### OBJECTIVE
All of the data must be printed exactly; please include every line.

:::::

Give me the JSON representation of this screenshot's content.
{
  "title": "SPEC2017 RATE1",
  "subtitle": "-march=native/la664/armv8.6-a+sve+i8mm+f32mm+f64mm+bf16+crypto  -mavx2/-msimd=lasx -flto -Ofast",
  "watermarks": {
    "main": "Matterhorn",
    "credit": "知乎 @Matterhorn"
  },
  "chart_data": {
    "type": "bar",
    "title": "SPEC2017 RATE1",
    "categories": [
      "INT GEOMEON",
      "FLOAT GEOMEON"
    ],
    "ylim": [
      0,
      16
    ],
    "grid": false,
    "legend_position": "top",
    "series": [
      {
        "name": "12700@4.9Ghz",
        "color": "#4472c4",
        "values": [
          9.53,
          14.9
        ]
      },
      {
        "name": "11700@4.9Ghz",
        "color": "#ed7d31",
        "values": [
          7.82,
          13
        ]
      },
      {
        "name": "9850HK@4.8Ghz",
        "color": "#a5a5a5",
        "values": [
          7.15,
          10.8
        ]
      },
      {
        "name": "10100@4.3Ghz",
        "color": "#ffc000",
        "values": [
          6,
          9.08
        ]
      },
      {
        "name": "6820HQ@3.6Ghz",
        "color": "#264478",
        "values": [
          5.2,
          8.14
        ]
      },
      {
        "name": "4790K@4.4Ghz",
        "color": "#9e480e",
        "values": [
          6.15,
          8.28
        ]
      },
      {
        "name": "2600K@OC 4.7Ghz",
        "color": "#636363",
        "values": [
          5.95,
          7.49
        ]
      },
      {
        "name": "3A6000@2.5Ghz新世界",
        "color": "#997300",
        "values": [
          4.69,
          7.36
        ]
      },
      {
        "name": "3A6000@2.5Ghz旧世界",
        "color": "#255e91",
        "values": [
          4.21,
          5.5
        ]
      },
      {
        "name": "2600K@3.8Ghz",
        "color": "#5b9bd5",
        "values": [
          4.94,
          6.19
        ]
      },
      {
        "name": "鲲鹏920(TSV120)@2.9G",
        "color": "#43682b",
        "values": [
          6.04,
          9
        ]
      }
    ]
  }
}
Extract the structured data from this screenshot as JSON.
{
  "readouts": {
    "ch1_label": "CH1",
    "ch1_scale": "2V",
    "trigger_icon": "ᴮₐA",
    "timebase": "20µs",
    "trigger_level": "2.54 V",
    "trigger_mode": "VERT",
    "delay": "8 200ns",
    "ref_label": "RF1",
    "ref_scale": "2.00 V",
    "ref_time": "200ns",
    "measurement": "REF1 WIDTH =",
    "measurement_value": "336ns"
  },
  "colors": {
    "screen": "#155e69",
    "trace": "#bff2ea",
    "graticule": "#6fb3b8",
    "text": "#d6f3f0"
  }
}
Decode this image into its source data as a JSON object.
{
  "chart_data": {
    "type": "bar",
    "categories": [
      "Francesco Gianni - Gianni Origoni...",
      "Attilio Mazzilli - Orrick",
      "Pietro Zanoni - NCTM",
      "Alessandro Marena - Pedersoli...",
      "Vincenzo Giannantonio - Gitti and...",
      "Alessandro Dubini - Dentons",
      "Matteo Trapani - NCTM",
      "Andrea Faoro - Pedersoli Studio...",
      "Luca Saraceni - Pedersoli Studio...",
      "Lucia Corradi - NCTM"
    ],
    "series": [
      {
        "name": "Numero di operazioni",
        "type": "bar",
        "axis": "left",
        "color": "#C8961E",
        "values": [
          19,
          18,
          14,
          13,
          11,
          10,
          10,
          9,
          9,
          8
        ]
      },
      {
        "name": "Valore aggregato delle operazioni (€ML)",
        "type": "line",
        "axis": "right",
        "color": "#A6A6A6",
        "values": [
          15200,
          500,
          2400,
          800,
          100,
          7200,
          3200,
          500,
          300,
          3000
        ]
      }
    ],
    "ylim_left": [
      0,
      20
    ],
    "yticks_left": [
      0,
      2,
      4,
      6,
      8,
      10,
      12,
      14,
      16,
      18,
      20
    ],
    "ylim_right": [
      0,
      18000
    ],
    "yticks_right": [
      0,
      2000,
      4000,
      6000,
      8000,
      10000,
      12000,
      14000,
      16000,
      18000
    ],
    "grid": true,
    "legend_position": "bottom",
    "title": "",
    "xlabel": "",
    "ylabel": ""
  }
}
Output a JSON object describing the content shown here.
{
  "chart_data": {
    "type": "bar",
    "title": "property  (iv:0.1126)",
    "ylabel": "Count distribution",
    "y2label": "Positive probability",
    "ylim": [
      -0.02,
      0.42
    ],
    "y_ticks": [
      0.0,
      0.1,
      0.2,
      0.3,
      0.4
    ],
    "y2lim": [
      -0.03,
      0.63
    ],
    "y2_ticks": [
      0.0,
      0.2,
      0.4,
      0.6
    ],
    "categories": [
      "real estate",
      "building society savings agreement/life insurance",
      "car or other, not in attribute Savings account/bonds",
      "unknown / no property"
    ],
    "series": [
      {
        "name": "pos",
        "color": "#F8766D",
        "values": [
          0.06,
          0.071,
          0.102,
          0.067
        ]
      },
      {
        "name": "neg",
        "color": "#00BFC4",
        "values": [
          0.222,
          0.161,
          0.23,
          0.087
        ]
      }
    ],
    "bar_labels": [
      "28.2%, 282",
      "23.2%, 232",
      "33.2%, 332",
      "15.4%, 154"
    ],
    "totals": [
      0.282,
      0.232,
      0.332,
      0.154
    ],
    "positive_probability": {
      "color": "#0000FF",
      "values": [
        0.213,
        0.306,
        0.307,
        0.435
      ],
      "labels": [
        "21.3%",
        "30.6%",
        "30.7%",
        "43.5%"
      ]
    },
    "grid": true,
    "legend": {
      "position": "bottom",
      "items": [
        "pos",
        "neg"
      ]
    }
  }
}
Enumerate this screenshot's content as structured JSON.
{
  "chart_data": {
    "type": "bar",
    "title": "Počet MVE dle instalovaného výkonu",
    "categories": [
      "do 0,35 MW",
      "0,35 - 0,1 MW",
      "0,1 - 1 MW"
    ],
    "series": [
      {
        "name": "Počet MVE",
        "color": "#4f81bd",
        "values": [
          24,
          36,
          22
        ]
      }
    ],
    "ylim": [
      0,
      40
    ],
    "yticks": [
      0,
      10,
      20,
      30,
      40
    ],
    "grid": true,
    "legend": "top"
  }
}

:::::

### COMPLETED TASK
Give me the JSON representation of this screenshot's content.
{
  "title": "SPEC2017 RATE1",
  "subtitle": "-march=native/la664/armv8.6-a+sve+i8mm+f32mm+f64mm+bf16+crypto  -mavx2/-msimd=lasx -flto -Ofast",
  "watermarks": {
    "main": "Matterhorn",
    "credit": "知乎 @Matterhorn"
  },
  "chart_data": {
    "type": "bar",
    "title": "SPEC2017 RATE1",
    "categories": [
      "INT GEOMEON",
      "FLOAT GEOMEON"
    ],
    "ylim": [
      0,
      16
    ],
    "grid": false,
    "legend_position": "top",
    "series": [
      {
        "name": "12700@4.9Ghz",
        "color": "#4472c4",
        "values": [
          9.53,
          14.9
        ]
      },
      {
        "name": "11700@4.9Ghz",
        "color": "#ed7d31",
        "values": [
          7.82,
          13
        ]
      },
      {
        "name": "9850HK@4.8Ghz",
        "color": "#a5a5a5",
        "values": [
          7.15,
          10.8
        ]
      },
      {
        "name": "10100@4.3Ghz",
        "color": "#ffc000",
        "values": [
          6,
          9.08
        ]
      },
      {
        "name": "6820HQ@3.6Ghz",
        "color": "#264478",
        "values": [
          5.2,
          8.14
        ]
      },
      {
        "name": "4790K@4.4Ghz",
        "color": "#9e480e",
        "values": [
          6.15,
          8.28
        ]
      },
      {
        "name": "2600K@OC 4.7Ghz",
        "color": "#636363",
        "values": [
          5.95,
          7.49
        ]
      },
      {
        "name": "3A6000@2.5Ghz新世界",
        "color": "#997300",
        "values": [
          4.69,
          7.36
        ]
      },
      {
        "name": "3A6000@2.5Ghz旧世界",
        "color": "#255e91",
        "values": [
          4.21,
          5.5
        ]
      },
      {
        "name": "2600K@3.8Ghz",
        "color": "#5b9bd5",
        "values": [
          4.94,
          6.19
        ]
      },
      {
        "name": "鲲鹏920(TSV120)@2.9G",
        "color": "#43682b",
        "values": [
          6.04,
          9
        ]
      }
    ]
  }
}
Extract the structured data from this screenshot as JSON.
{
  "readouts": {
    "ch1_label": "CH1",
    "ch1_scale": "2V",
    "trigger_icon": "ᴮₐA",
    "timebase": "20µs",
    "trigger_level": "2.54 V",
    "trigger_mode": "VERT",
    "delay": "8 200ns",
    "ref_label": "RF1",
    "ref_scale": "2.00 V",
    "ref_time": "200ns",
    "measurement": "REF1 WIDTH =",
    "measurement_value": "336ns"
  },
  "colors": {
    "screen": "#155e69",
    "trace": "#bff2ea",
    "graticule": "#6fb3b8",
    "text": "#d6f3f0"
  }
}
Decode this image into its source data as a JSON object.
{
  "chart_data": {
    "type": "bar",
    "categories": [
      "Francesco Gianni - Gianni Origoni...",
      "Attilio Mazzilli - Orrick",
      "Pietro Zanoni - NCTM",
      "Alessandro Marena - Pedersoli...",
      "Vincenzo Giannantonio - Gitti and...",
      "Alessandro Dubini - Dentons",
      "Matteo Trapani - NCTM",
      "Andrea Faoro - Pedersoli Studio...",
      "Luca Saraceni - Pedersoli Studio...",
      "Lucia Corradi - NCTM"
    ],
    "series": [
      {
        "name": "Numero di operazioni",
        "type": "bar",
        "axis": "left",
        "color": "#C8961E",
        "values": [
          19,
          18,
          14,
          13,
          11,
          10,
          10,
          9,
          9,
          8
        ]
      },
      {
        "name": "Valore aggregato delle operazioni (€ML)",
        "type": "line",
        "axis": "right",
        "color": "#A6A6A6",
        "values": [
          15200,
          500,
          2400,
          800,
          100,
          7200,
          3200,
          500,
          300,
          3000
        ]
      }
    ],
    "ylim_left": [
      0,
      20
    ],
    "yticks_left": [
      0,
      2,
      4,
      6,
      8,
      10,
      12,
      14,
      16,
      18,
      20
    ],
    "ylim_right": [
      0,
      18000
    ],
    "yticks_right": [
      0,
      2000,
      4000,
      6000,
      8000,
      10000,
      12000,
      14000,
      16000,
      18000
    ],
    "grid": true,
    "legend_position": "bottom",
    "title": "",
    "xlabel": "",
    "ylabel": ""
  }
}
Output a JSON object describing the content shown here.
{
  "chart_data": {
    "type": "bar",
    "title": "property  (iv:0.1126)",
    "ylabel": "Count distribution",
    "y2label": "Positive probability",
    "ylim": [
      -0.02,
      0.42
    ],
    "y_ticks": [
      0.0,
      0.1,
      0.2,
      0.3,
      0.4
    ],
    "y2lim": [
      -0.03,
      0.63
    ],
    "y2_ticks": [
      0.0,
      0.2,
      0.4,
      0.6
    ],
    "categories": [
      "real estate",
      "building society savings agreement/life insurance",
      "car or other, not in attribute Savings account/bonds",
      "unknown / no property"
    ],
    "series": [
      {
        "name": "pos",
        "color": "#F8766D",
        "values": [
          0.06,
          0.071,
          0.102,
          0.067
        ]
      },
      {
        "name": "neg",
        "color": "#00BFC4",
        "values": [
          0.222,
          0.161,
          0.23,
          0.087
        ]
      }
    ],
    "bar_labels": [
      "28.2%, 282",
      "23.2%, 232",
      "33.2%, 332",
      "15.4%, 154"
    ],
    "totals": [
      0.282,
      0.232,
      0.332,
      0.154
    ],
    "positive_probability": {
      "color": "#0000FF",
      "values": [
        0.213,
        0.306,
        0.307,
        0.435
      ],
      "labels": [
        "21.3%",
        "30.6%",
        "30.7%",
        "43.5%"
      ]
    },
    "grid": true,
    "legend": {
      "position": "bottom",
      "items": [
        "pos",
        "neg"
      ]
    }
  }
}
Enumerate this screenshot's content as structured JSON.
{
  "chart_data": {
    "type": "bar",
    "title": "Počet MVE dle instalovaného výkonu",
    "categories": [
      "do 0,35 MW",
      "0,35 - 0,1 MW",
      "0,1 - 1 MW"
    ],
    "series": [
      {
        "name": "Počet MVE",
        "color": "#4f81bd",
        "values": [
          24,
          36,
          22
        ]
      }
    ],
    "ylim": [
      0,
      40
    ],
    "yticks": [
      0,
      10,
      20,
      30,
      40
    ],
    "grid": true,
    "legend": "top"
  }
}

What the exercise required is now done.